* Requirement: Examine each line of the data. Copy those that contain the string "Irradiance".

########

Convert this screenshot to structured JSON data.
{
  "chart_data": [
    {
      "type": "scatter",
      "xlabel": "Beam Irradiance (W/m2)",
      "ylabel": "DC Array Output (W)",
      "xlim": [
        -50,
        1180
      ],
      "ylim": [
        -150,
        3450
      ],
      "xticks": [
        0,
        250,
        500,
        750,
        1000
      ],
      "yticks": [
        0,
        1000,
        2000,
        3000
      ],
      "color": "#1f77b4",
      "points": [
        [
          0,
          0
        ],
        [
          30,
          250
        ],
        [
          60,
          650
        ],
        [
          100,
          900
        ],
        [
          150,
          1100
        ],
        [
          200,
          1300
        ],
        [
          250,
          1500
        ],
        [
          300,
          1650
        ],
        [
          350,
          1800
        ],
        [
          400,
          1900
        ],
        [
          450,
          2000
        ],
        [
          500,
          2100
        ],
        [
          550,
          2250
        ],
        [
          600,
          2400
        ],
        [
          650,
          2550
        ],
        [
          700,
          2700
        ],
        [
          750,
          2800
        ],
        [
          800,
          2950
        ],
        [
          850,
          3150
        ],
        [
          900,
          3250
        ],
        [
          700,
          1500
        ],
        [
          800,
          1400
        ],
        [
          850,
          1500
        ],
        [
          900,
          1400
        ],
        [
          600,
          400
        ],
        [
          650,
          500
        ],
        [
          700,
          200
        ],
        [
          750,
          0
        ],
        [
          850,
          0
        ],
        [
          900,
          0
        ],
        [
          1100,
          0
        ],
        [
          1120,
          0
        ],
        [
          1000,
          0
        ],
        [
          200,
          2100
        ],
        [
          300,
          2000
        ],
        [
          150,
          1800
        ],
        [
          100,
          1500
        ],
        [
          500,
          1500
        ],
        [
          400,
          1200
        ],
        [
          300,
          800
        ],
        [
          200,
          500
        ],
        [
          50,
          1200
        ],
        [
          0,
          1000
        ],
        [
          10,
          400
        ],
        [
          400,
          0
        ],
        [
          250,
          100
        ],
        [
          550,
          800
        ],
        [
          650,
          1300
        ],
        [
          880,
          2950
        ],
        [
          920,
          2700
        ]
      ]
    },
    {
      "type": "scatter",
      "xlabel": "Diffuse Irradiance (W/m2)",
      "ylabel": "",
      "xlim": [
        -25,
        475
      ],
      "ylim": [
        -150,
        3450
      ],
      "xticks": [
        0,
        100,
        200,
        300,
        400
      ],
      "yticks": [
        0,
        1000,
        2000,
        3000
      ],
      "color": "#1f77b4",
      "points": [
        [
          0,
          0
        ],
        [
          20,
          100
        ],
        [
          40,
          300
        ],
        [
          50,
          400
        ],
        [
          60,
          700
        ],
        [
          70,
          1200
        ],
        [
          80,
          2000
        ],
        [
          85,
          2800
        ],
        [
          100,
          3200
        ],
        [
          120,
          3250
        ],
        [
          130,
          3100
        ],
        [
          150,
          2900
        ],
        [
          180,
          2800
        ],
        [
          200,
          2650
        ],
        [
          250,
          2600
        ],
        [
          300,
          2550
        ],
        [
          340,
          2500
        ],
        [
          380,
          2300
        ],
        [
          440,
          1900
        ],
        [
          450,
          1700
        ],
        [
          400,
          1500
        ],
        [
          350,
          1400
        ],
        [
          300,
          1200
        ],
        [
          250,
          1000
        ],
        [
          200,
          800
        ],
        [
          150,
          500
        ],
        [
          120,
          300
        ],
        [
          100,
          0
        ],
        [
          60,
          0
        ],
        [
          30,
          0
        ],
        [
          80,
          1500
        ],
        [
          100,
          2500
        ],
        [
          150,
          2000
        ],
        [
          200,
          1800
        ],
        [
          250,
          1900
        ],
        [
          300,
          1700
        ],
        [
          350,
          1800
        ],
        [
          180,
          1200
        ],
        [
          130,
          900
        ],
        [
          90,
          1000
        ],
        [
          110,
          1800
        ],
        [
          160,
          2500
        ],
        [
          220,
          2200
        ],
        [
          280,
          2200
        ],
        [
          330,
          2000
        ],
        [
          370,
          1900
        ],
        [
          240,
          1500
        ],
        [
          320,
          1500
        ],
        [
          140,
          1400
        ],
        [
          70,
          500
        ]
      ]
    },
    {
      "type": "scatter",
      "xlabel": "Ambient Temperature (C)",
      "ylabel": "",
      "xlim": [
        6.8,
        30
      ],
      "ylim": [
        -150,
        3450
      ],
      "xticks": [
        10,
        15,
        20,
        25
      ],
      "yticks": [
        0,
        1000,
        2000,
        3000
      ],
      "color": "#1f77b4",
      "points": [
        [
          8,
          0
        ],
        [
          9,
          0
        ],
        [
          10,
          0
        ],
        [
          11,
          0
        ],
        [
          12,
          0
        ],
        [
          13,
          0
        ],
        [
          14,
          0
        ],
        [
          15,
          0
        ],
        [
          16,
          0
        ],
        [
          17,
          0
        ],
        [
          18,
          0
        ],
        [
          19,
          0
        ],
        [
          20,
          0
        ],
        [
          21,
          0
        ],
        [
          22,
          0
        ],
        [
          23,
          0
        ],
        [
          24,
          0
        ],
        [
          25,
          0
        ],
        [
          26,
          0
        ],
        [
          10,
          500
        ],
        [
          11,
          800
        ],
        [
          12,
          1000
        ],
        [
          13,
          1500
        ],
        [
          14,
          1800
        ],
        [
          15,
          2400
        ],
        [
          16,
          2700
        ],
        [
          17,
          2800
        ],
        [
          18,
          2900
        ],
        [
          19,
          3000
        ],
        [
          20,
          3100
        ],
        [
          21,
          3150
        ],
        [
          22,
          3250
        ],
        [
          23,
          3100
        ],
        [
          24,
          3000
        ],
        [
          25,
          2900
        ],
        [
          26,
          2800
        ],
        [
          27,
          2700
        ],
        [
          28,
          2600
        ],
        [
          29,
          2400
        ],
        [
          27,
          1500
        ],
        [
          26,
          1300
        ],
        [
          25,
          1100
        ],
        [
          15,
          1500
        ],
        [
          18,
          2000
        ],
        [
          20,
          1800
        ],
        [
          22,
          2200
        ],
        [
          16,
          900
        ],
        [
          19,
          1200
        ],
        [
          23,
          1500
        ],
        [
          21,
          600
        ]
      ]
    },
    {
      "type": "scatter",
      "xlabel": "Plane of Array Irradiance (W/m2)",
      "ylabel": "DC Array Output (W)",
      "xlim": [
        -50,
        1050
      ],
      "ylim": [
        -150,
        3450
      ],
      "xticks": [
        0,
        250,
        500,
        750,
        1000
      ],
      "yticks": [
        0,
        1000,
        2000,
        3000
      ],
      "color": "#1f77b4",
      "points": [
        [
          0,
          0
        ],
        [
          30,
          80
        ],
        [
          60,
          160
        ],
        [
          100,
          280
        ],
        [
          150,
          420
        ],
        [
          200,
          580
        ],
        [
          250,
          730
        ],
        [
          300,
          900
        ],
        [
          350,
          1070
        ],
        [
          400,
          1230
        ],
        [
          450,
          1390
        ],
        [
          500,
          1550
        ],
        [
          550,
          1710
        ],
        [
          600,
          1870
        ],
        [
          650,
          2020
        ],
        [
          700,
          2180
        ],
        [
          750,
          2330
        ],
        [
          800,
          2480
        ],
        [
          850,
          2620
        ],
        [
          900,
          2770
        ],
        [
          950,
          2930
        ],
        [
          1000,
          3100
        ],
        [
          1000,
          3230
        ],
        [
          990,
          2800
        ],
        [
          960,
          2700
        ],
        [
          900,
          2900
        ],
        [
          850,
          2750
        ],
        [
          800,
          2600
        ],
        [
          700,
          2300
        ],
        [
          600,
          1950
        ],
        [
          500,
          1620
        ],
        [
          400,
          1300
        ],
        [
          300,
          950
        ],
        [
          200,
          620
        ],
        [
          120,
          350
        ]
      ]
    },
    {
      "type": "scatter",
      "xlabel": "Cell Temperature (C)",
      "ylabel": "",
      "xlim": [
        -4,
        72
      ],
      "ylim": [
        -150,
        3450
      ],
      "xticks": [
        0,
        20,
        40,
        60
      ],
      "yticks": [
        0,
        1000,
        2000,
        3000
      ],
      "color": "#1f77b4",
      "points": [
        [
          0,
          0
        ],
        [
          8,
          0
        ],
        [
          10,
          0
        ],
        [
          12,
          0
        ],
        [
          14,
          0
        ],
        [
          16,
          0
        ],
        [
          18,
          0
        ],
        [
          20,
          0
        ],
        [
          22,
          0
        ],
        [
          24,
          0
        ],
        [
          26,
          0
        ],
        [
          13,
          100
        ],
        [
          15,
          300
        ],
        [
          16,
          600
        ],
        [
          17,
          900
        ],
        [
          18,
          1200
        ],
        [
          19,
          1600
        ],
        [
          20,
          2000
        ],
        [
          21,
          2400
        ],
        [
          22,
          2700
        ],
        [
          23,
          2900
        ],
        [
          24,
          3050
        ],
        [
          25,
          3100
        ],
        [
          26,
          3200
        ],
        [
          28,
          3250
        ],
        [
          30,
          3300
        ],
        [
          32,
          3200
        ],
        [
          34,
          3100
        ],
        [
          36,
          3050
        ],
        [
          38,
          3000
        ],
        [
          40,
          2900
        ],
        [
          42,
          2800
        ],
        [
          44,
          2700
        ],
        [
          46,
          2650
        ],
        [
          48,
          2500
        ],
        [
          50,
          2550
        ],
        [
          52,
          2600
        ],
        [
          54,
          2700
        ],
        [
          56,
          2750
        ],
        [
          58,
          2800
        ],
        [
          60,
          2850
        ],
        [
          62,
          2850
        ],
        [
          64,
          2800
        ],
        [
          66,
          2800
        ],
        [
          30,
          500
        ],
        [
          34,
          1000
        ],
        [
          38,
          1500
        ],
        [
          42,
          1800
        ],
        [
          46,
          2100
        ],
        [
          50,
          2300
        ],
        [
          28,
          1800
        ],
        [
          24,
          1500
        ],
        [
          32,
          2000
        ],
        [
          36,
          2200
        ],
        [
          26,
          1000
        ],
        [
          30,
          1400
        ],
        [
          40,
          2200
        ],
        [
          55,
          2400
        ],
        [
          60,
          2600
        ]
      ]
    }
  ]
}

########

* Exercise solution:
      "xlabel": "Beam Irradiance (W/m2)",
      "xlabel": "Diffuse Irradiance (W/m2)",
      "xlabel": "Plane of Array Irradiance (W/m2)",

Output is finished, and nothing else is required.